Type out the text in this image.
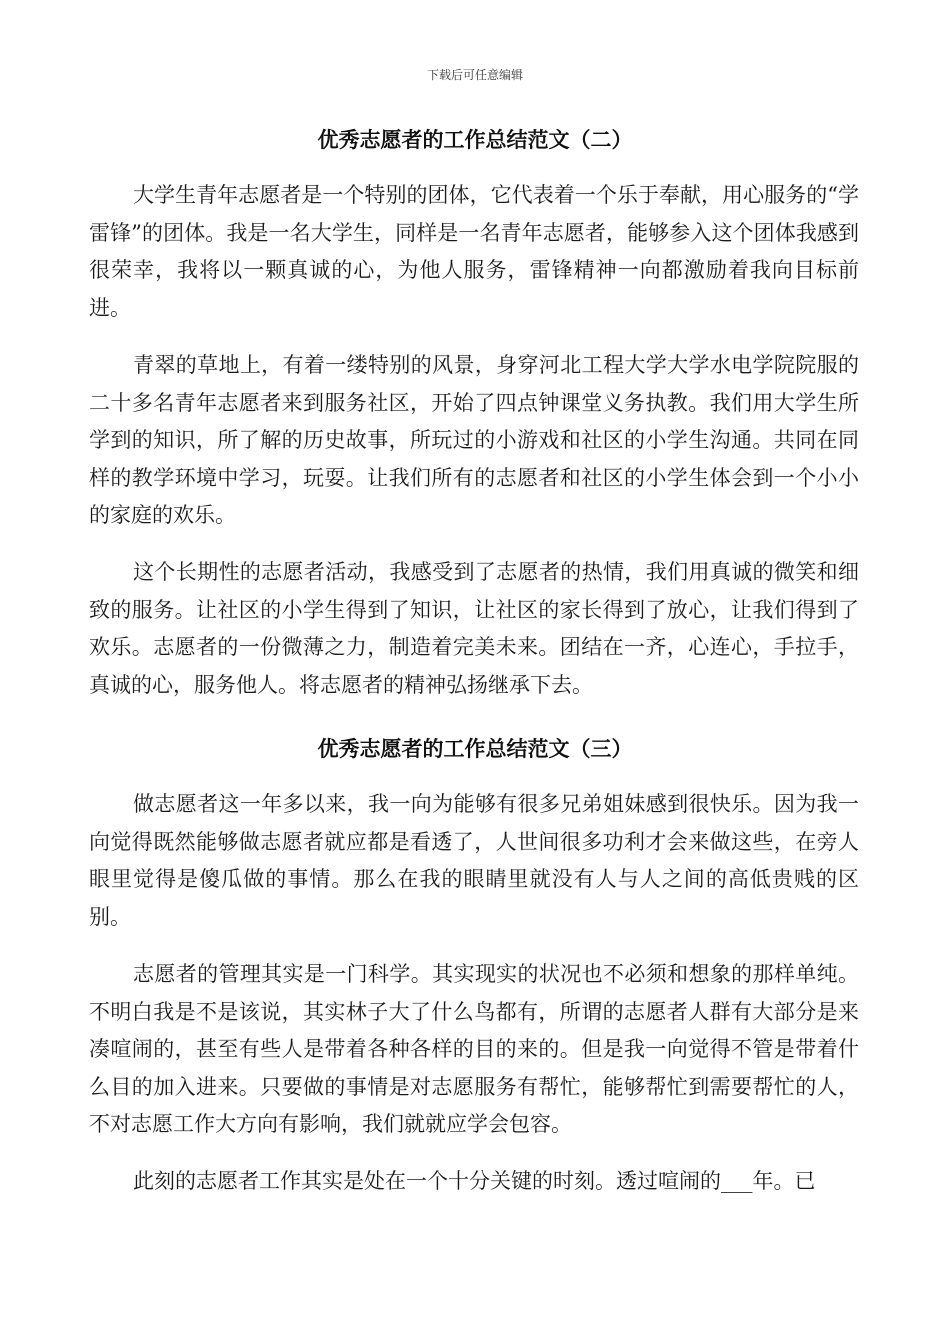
下载后可任意编辑
优秀志愿者的工作总结范文（二）

大学生青年志愿者是一个特别的团体，它代表着一个乐于奉献，用心服务的“学雷锋”的团体。我是一名大学生，同样是一名青年志愿者，能够参入这个团体我感到很荣幸，我将以一颗真诚的心，为他人服务，雷锋精神一向都激励着我向目标前进。

青翠的草地上，有着一缕特别的风景，身穿河北工程大学大学水电学院院服的二十多名青年志愿者来到服务社区，开始了四点钟课堂义务执教。我们用大学生所学到的知识，所了解的历史故事，所玩过的小游戏和社区的小学生沟通。共同在同样的教学环境中学习，玩耍。让我们所有的志愿者和社区的小学生体会到一个小小的家庭的欢乐。

这个长期性的志愿者活动，我感受到了志愿者的热情，我们用真诚的微笑和细致的服务。让社区的小学生得到了知识，让社区的家长得到了放心，让我们得到了欢乐。志愿者的一份微薄之力，制造着完美未来。团结在一齐，心连心，手拉手，真诚的心，服务他人。将志愿者的精神弘扬继承下去。

优秀志愿者的工作总结范文（三）

做志愿者这一年多以来，我一向为能够有很多兄弟姐妹感到很快乐。因为我一向觉得既然能够做志愿者就应都是看透了，人世间很多功利才会来做这些，在旁人眼里觉得是傻瓜做的事情。那么在我的眼睛里就没有人与人之间的高低贵贱的区别。

志愿者的管理其实是一门科学。其实现实的状况也不必须和想象的那样单纯。不明白我是不是该说，其实林子大了什么鸟都有，所谓的志愿者人群有大部分是来凑喧闹的，甚至有些人是带着各种各样的目的来的。但是我一向觉得不管是带着什么目的加入进来。只要做的事情是对志愿服务有帮忙，能够帮忙到需要帮忙的人，不对志愿工作大方向有影响，我们就就应学会包容。

此刻的志愿者工作其实是处在一个十分关键的时刻。透过喧闹的___年。已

══════════

Make an exact copy of all the material, but keep the pictures out of it.

Type out the text in this image.
下载后可任意编辑
优秀志愿者的工作总结范文（二）

大学生青年志愿者是一个特别的团体，它代表着一个乐于奉献，用心服务的“学雷锋”的团体。我是一名大学生，同样是一名青年志愿者，能够参入这个团体我感到很荣幸，我将以一颗真诚的心，为他人服务，雷锋精神一向都激励着我向目标前进。

青翠的草地上，有着一缕特别的风景，身穿河北工程大学大学水电学院院服的二十多名青年志愿者来到服务社区，开始了四点钟课堂义务执教。我们用大学生所学到的知识，所了解的历史故事，所玩过的小游戏和社区的小学生沟通。共同在同样的教学环境中学习，玩耍。让我们所有的志愿者和社区的小学生体会到一个小小的家庭的欢乐。

这个长期性的志愿者活动，我感受到了志愿者的热情，我们用真诚的微笑和细致的服务。让社区的小学生得到了知识，让社区的家长得到了放心，让我们得到了欢乐。志愿者的一份微薄之力，制造着完美未来。团结在一齐，心连心，手拉手，真诚的心，服务他人。将志愿者的精神弘扬继承下去。

优秀志愿者的工作总结范文（三）

做志愿者这一年多以来，我一向为能够有很多兄弟姐妹感到很快乐。因为我一向觉得既然能够做志愿者就应都是看透了，人世间很多功利才会来做这些，在旁人眼里觉得是傻瓜做的事情。那么在我的眼睛里就没有人与人之间的高低贵贱的区别。

志愿者的管理其实是一门科学。其实现实的状况也不必须和想象的那样单纯。不明白我是不是该说，其实林子大了什么鸟都有，所谓的志愿者人群有大部分是来凑喧闹的，甚至有些人是带着各种各样的目的来的。但是我一向觉得不管是带着什么目的加入进来。只要做的事情是对志愿服务有帮忙，能够帮忙到需要帮忙的人，不对志愿工作大方向有影响，我们就就应学会包容。

此刻的志愿者工作其实是处在一个十分关键的时刻。透过喧闹的___年。已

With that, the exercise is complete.